▶ _QUOTED PASSAGE_:
....

The worst sports related tragedy in United States history occurred on November 14th, 1970, when a DC-9 plane carrying 75 people connected to the Marshall University football team crashed near Huntington, West Virginia with no survivors. Among the dead were 37 players from the Marshall football team, along with five coaches and several prominent people that were boosters of the football program. Hired to rebuild the program, as the entire Marshall community mourned, was a football coach named Jack Lengyel, who will be the focal point of a movie soon to be released entitled “We Are Marshall”.

Marshall had lost a close game to East Carolina earlier in the day by the score of 17-14. On the return flight back home to Marshall, the plane crashed into a small hill during a rainstorm about a mile west of the Tri-State Airport and exploded into flames, killing everyone aboard. Marshall University decided against discontinuing its football program, and went about the task of hiring a coach for the next season. The first coach contacted refused the job outright when he realized there was such a dearth of talent remaining to work with, and the second coach left the campus after a week, changing his mind. In stepped Jack Lengyel, who would attempt to raise the program from the disaster that had befallen it.

....

▶ _GIVEN DATA_:
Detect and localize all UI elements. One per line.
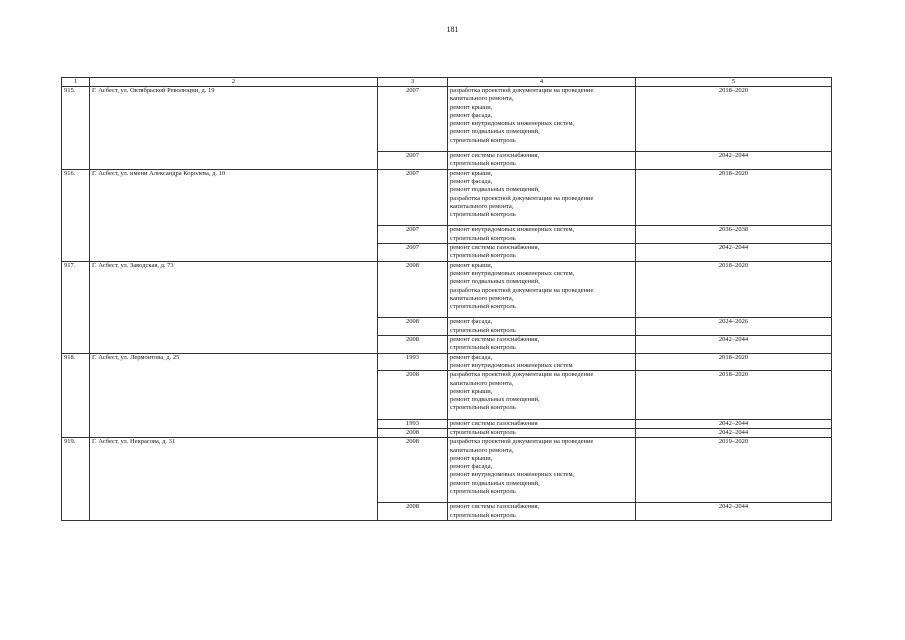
record-address: Г. Асбест, ул. Лермонтова, д. 25 — [90, 353, 378, 438]
build-year: 2008 — [378, 318, 448, 336]
build-year: 2007 — [378, 169, 448, 226]
build-year: 2008 — [378, 371, 448, 419]
header-col-4: 4 — [448, 78, 636, 87]
table-row — [62, 438, 832, 503]
repair-works: ремонт крыши, ремонт внутридомовых инженерных систем, ремонт подвальных помещений, разработка проектной документации на проведение капитального ремонта, строительный контроль — [448, 261, 636, 318]
planned-period: 2018–2020 — [636, 353, 832, 371]
header-col-3: 3 — [378, 78, 448, 87]
record-number: 919. — [62, 438, 90, 521]
build-year: 1993 — [378, 419, 448, 428]
table-row — [62, 353, 832, 371]
repair-works: ремонт крыши, ремонт фасада, ремонт подвальных помещений, разработка проектной документации на проведение капитального ремонта, строительный контроль — [448, 169, 636, 226]
table-row — [62, 261, 832, 318]
build-year: 1993 — [378, 353, 448, 371]
build-year: 2007 — [378, 244, 448, 262]
build-year: 2008 — [378, 428, 448, 437]
repair-works: ремонт системы газоснабжения, строительный контроль — [448, 503, 636, 521]
planned-period: 2042–2044 — [636, 428, 832, 437]
record-address: Г. Асбест, ул. Заводская, д. 73 — [90, 261, 378, 353]
repair-works: разработка проектной документации на проведение капитального ремонта, ремонт крыши, ремонт фасада, ремонт внутридомовых инженерных систем, ремонт подвальных помещений, строительный контроль — [448, 438, 636, 503]
build-year: 2008 — [378, 261, 448, 318]
repair-works: ремонт системы газоснабжения, строительный контроль — [448, 244, 636, 262]
repair-works: разработка проектной документации на проведение капитального ремонта, ремонт крыши, ремонт фасада, ремонт внутридомовых инженерных систем, ремонт подвальных помещений, строительный контроль — [448, 87, 636, 152]
header-col-5: 5 — [636, 78, 832, 87]
record-number: 916. — [62, 169, 90, 261]
table-row — [62, 87, 832, 152]
repair-works: ремонт системы газоснабжения, строительный контроль — [448, 336, 636, 354]
record-address: Г. Асбест, ул. Октябрьской Революции, д. 19 — [90, 87, 378, 170]
planned-period: 2042–2044 — [636, 336, 832, 354]
build-year: 2008 — [378, 438, 448, 503]
build-year: 2008 — [378, 336, 448, 354]
planned-period: 2018–2020 — [636, 169, 832, 226]
planned-period: 2042–2044 — [636, 419, 832, 428]
table-header-row — [62, 78, 832, 87]
planned-period: 2018–2020 — [636, 261, 832, 318]
build-year: 2007 — [378, 152, 448, 170]
planned-period: 2018–2020 — [636, 371, 832, 419]
planned-period: 2019–2020 — [636, 438, 832, 503]
record-number: 917. — [62, 261, 90, 353]
record-address: Г. Асбест, ул. имени Александра Королева, д. 10 — [90, 169, 378, 261]
repair-works: ремонт системы газоснабжения, строительный контроль — [448, 152, 636, 170]
header-col-2: 2 — [90, 78, 378, 87]
record-number: 918. — [62, 353, 90, 438]
build-year: 2008 — [378, 503, 448, 521]
page-number: 181 — [446, 25, 459, 34]
repair-works: ремонт системы газоснабжения — [448, 419, 636, 428]
header-col-1: 1 — [62, 78, 90, 87]
planned-period: 2042–2044 — [636, 244, 832, 262]
repair-works: строительный контроль — [448, 428, 636, 437]
repair-works: ремонт фасада, строительный контроль — [448, 318, 636, 336]
table-row — [62, 169, 832, 226]
record-address: Г. Асбест, ул. Некрасова, д. 31 — [90, 438, 378, 521]
capital-repair-table — [61, 77, 832, 521]
repair-works: ремонт внутридомовых инженерных систем, строительный контроль — [448, 226, 636, 244]
planned-period: 2042–2044 — [636, 503, 832, 521]
planned-period: 2036–2038 — [636, 226, 832, 244]
planned-period: 2018–2020 — [636, 87, 832, 152]
repair-works: ремонт фасада, ремонт внутридомовых инженерных систем — [448, 353, 636, 371]
build-year: 2007 — [378, 226, 448, 244]
repair-works: разработка проектной документации на проведение капитального ремонта, ремонт крыши, ремонт подвальных помещений, строительный контроль — [448, 371, 636, 419]
record-number: 915. — [62, 87, 90, 170]
build-year: 2007 — [378, 87, 448, 152]
planned-period: 2042–2044 — [636, 152, 832, 170]
planned-period: 2024–2026 — [636, 318, 832, 336]
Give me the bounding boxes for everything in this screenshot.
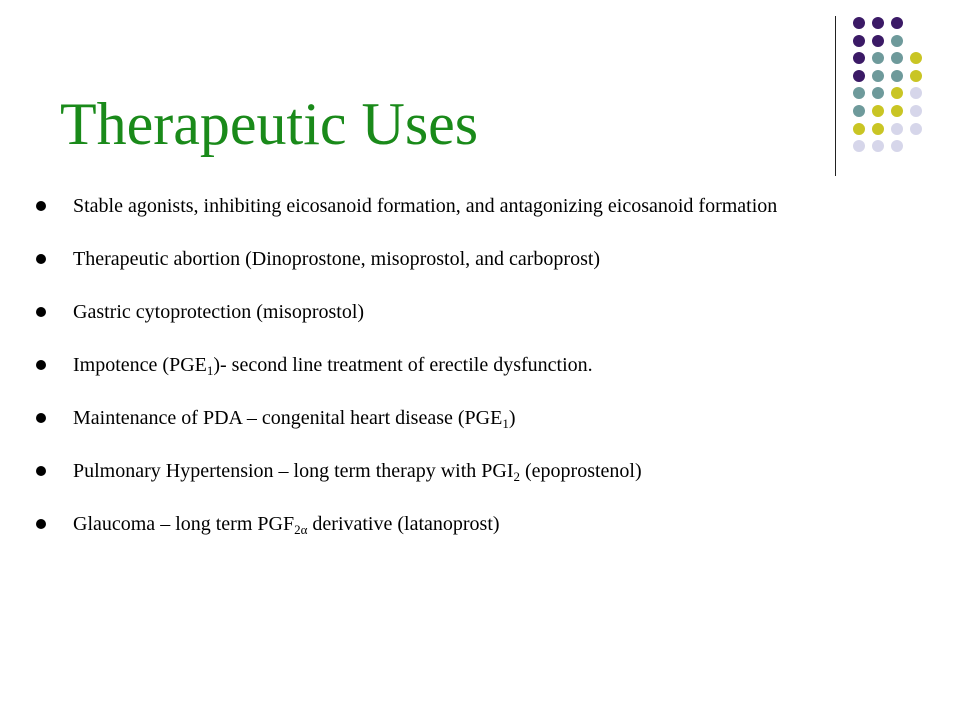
bullet-text: )- second line treatment of erectile dysfunction. (213, 354, 593, 376)
bullet-text: Impotence (PGE (73, 354, 207, 376)
bullet-dot-icon (36, 360, 46, 370)
slide-title: Therapeutic Uses (60, 91, 479, 157)
decorative-dot-purple (853, 70, 865, 82)
decorative-dot-purple (872, 35, 884, 47)
decorative-dot-lavender (872, 140, 884, 152)
decorative-dot-olive (910, 52, 922, 64)
bullet-dot-icon (36, 519, 46, 529)
decorative-dot-teal (891, 52, 903, 64)
decorative-dot-olive (872, 105, 884, 117)
decorative-dot-lavender (891, 123, 903, 135)
decorative-dot-lavender (910, 87, 922, 99)
decorative-dot-teal (872, 87, 884, 99)
decorative-dot-purple (872, 17, 884, 29)
bullet-item (36, 504, 916, 544)
bullet-dot-icon (36, 201, 46, 211)
bullet-text: (epoprostenol) (520, 460, 642, 482)
bullet-item (36, 292, 916, 332)
decorative-dot-purple (891, 17, 903, 29)
bullet-item (36, 451, 916, 491)
decorative-dot-olive (872, 123, 884, 135)
bullet-subscript: 1 (502, 416, 509, 431)
decorative-dot-olive (891, 87, 903, 99)
decorative-dot-lavender (853, 140, 865, 152)
decorative-dot-olive (910, 70, 922, 82)
bullet-dot-icon (36, 307, 46, 317)
decorative-dot-purple (853, 52, 865, 64)
bullet-item (36, 345, 916, 385)
decorative-dot-teal (853, 87, 865, 99)
bullet-text: Therapeutic abortion (Dinoprostone, misoprostol, and carboprost) (73, 248, 601, 270)
bullet-subscript: 2 (513, 469, 520, 484)
decorative-dot-teal (853, 105, 865, 117)
bullet-text: Gastric cytoprotection (misoprostol) (73, 301, 365, 323)
decorative-dot-olive (853, 123, 865, 135)
bullet-dot-icon (36, 413, 46, 423)
decorative-dot-purple (853, 35, 865, 47)
bullet-item (36, 186, 916, 226)
bullet-text: ) (508, 407, 516, 429)
decorative-dot-olive (891, 105, 903, 117)
bullet-item (36, 239, 916, 279)
decorative-dot-lavender (910, 105, 922, 117)
decorative-dot-lavender (910, 123, 922, 135)
decorative-dot-purple (853, 17, 865, 29)
decorative-dot-teal (891, 35, 903, 47)
decorative-dot-grid (853, 17, 943, 157)
bullet-text: Pulmonary Hypertension – long term therapy with PGI (73, 460, 514, 482)
decorative-dot-lavender (891, 140, 903, 152)
decorative-dot-teal (872, 52, 884, 64)
bullet-dot-icon (36, 254, 46, 264)
bullet-subscript: 1 (206, 363, 214, 378)
bullet-dot-icon (36, 466, 46, 476)
bullet-text: Maintenance of PDA – congenital heart disease (PGE (73, 407, 503, 429)
bullet-subscript: 2α (294, 522, 308, 537)
bullet-list (36, 186, 916, 557)
title-divider (835, 16, 836, 176)
decorative-dot-teal (872, 70, 884, 82)
bullet-text: Glaucoma – long term PGF (73, 513, 295, 535)
bullet-item (36, 398, 916, 438)
bullet-text: derivative (latanoprost) (307, 513, 500, 535)
bullet-text: Stable agonists, inhibiting eicosanoid formation, and antagonizing eicosanoid formation (73, 195, 778, 217)
decorative-dot-teal (891, 70, 903, 82)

....

▶ _DIRECTION A_:
Decide whether each of the following statements agrees with the passage on the Marshall University plane crash, answering yes or no and quoting the words that settle it: (i) the plane went down about a mile west of the Tri-State Airport; (ii) Marshall defeated East Carolina on the day of the crash; (iii) the second coach approached for the job remained with the program.
▶ _DIRECTION B_:
Carry on with the passage on the Marshall University plane crash, starting after its final sentence.
The entries have no connection to the passage about the Marshall University plane crash.

▶ _EXPECTED ANSWER A_:
(i) Yes: "about a mile west of the Tri-State Airport"
(ii) No: "Marshall had lost a close game to East Carolina earlier in the day by the score of 17-14"
(iii) No: "the second coach left the campus after a week, changing his mind"

▶ _EXPECTED ANSWER B_:
Lengyel was a Division III football coach from Ohio when he took the position at Marshall in March of 1971 and the first thing he had to do was find some players. The NCAA allowed Marshall to make freshmen eligible, and when all was said and done, Lengyel had put together a squad of walk-ons, freshmen, ex-servicemen, and three basketball players. Lengyel had to advertise in the school newspaper for a kicker, and gave the job to a soccer player named Blake Smith after a try-out. Lengyel needed as simple an offense as he could institute, and went to future Florida State coach Bobby Bowden, then the coach of West Virginia, to take a crash course on his veer offense.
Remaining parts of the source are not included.